Leave out the pictures and repeat every record exactly.

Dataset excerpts
════════

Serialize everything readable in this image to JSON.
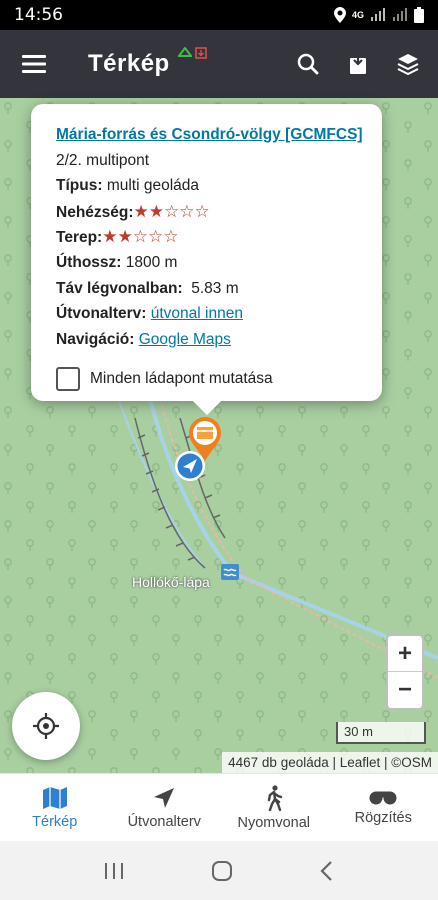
{
  "status": {
    "time": "14:56",
    "network": "4G"
  },
  "appbar": {
    "title": "Térkép"
  },
  "popup": {
    "title_link": "Mária-forrás és Csondró-völgy [GCMFCS]",
    "subtitle": "2/2. multipont",
    "type_label": "Típus:",
    "type_value": "multi geoláda",
    "difficulty_label": "Nehézség:",
    "difficulty": {
      "rating": 2,
      "max": 5
    },
    "terrain_label": "Terep:",
    "terrain": {
      "rating": 2,
      "max": 5
    },
    "length_label": "Úthossz:",
    "length_value": "1800 m",
    "distance_label": "Táv légvonalban:",
    "distance_value": "5.83 m",
    "route_label": "Útvonalterv:",
    "route_link": "útvonal innen",
    "nav_label": "Navigáció:",
    "nav_link": "Google Maps",
    "checkbox_label": "Minden ládapont mutatása"
  },
  "map": {
    "place_label": "Hollókő-lápa",
    "scale": "30 m",
    "attribution": "4467 db geoláda | Leaflet | ©OSM",
    "zoom_in": "+",
    "zoom_out": "−"
  },
  "tabs": [
    {
      "label": "Térkép",
      "icon": "map-icon",
      "active": true
    },
    {
      "label": "Útvonalterv",
      "icon": "navigation-arrow-icon",
      "active": false
    },
    {
      "label": "Nyomvonal",
      "icon": "walking-icon",
      "active": false
    },
    {
      "label": "Rögzítés",
      "icon": "record-icon",
      "active": false
    }
  ],
  "colors": {
    "accent": "#2f7fd0",
    "appbar": "#34353c",
    "map_bg": "#a9cfa1",
    "link": "#0078a8",
    "star": "#c0392b"
  }
}
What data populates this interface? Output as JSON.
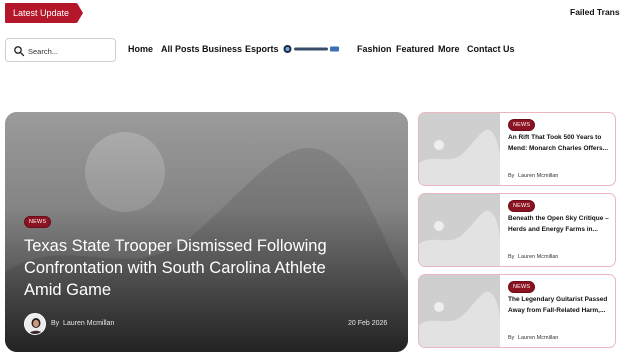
{
  "topbar": {
    "latest_label": "Latest Update",
    "ticker_text": "Failed Trans"
  },
  "search": {
    "placeholder": "Search..."
  },
  "nav": {
    "items": [
      "Home",
      "All Posts",
      "Business",
      "Esports",
      "Fashion",
      "Featured",
      "More",
      "Contact Us"
    ],
    "logo_icon": "partner-logo-icon"
  },
  "hero": {
    "badge": "NEWS",
    "title": "Texas State Trooper Dismissed Following Confrontation with South Carolina Athlete Amid Game",
    "by": "By",
    "author": "Lauren Mcmillan",
    "date": "20 Feb 2026"
  },
  "cards": [
    {
      "badge": "NEWS",
      "title": "An Rift That Took 500 Years to Mend: Monarch Charles Offers...",
      "by": "By",
      "author": "Lauren Mcmillan"
    },
    {
      "badge": "NEWS",
      "title": "Beneath the Open Sky Critique – Herds and Energy Farms in...",
      "by": "By",
      "author": "Lauren Mcmillan"
    },
    {
      "badge": "NEWS",
      "title": "The Legendary Guitarist Passed Away from Fall-Related Harm,...",
      "by": "By",
      "author": "Lauren Mcmillan"
    }
  ],
  "colors": {
    "accent": "#b4162a",
    "badge": "#8c1322",
    "card_border": "#e9b7bd",
    "placeholder_gray": "#cfcfcf"
  }
}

════════

> [Exercise response]
Serialize everything readable in this image to JSON.
{
  "status": {
    "time": "14:56",
    "network": "4G"
  },
  "appbar": {
    "title": "Térkép"
  },
  "popup": {
    "title_link": "Mária-forrás és Csondró-völgy [GCMFCS]",
    "subtitle": "2/2. multipont",
    "type_label": "Típus:",
    "type_value": "multi geoláda",
    "difficulty_label": "Nehézség:",
    "difficulty": {
      "rating": 2,
      "max": 5
    },
    "terrain_label": "Terep:",
    "terrain": {
      "rating": 2,
      "max": 5
    },
    "length_label": "Úthossz:",
    "length_value": "1800 m",
    "distance_label": "Táv légvonalban:",
    "distance_value": "5.83 m",
    "route_label": "Útvonalterv:",
    "route_link": "útvonal innen",
    "nav_label": "Navigáció:",
    "nav_link": "Google Maps",
    "checkbox_label": "Minden ládapont mutatása"
  },
  "map": {
    "place_label": "Hollókő-lápa",
    "scale": "30 m",
    "attribution": "4467 db geoláda | Leaflet | ©OSM",
    "zoom_in": "+",
    "zoom_out": "−"
  },
  "tabs": [
    {
      "label": "Térkép",
      "icon": "map-icon",
      "active": true
    },
    {
      "label": "Útvonalterv",
      "icon": "navigation-arrow-icon",
      "active": false
    },
    {
      "label": "Nyomvonal",
      "icon": "walking-icon",
      "active": false
    },
    {
      "label": "Rögzítés",
      "icon": "record-icon",
      "active": false
    }
  ],
  "colors": {
    "accent": "#2f7fd0",
    "appbar": "#34353c",
    "map_bg": "#a9cfa1",
    "link": "#0078a8",
    "star": "#c0392b"
  }
}
What data populates this interface? Output as JSON.
{
  "topbar": {
    "latest_label": "Latest Update",
    "ticker_text": "Failed Trans"
  },
  "search": {
    "placeholder": "Search..."
  },
  "nav": {
    "items": [
      "Home",
      "All Posts",
      "Business",
      "Esports",
      "Fashion",
      "Featured",
      "More",
      "Contact Us"
    ],
    "logo_icon": "partner-logo-icon"
  },
  "hero": {
    "badge": "NEWS",
    "title": "Texas State Trooper Dismissed Following Confrontation with South Carolina Athlete Amid Game",
    "by": "By",
    "author": "Lauren Mcmillan",
    "date": "20 Feb 2026"
  },
  "cards": [
    {
      "badge": "NEWS",
      "title": "An Rift That Took 500 Years to Mend: Monarch Charles Offers...",
      "by": "By",
      "author": "Lauren Mcmillan"
    },
    {
      "badge": "NEWS",
      "title": "Beneath the Open Sky Critique – Herds and Energy Farms in...",
      "by": "By",
      "author": "Lauren Mcmillan"
    },
    {
      "badge": "NEWS",
      "title": "The Legendary Guitarist Passed Away from Fall-Related Harm,...",
      "by": "By",
      "author": "Lauren Mcmillan"
    }
  ],
  "colors": {
    "accent": "#b4162a",
    "badge": "#8c1322",
    "card_border": "#e9b7bd",
    "placeholder_gray": "#cfcfcf"
  }
}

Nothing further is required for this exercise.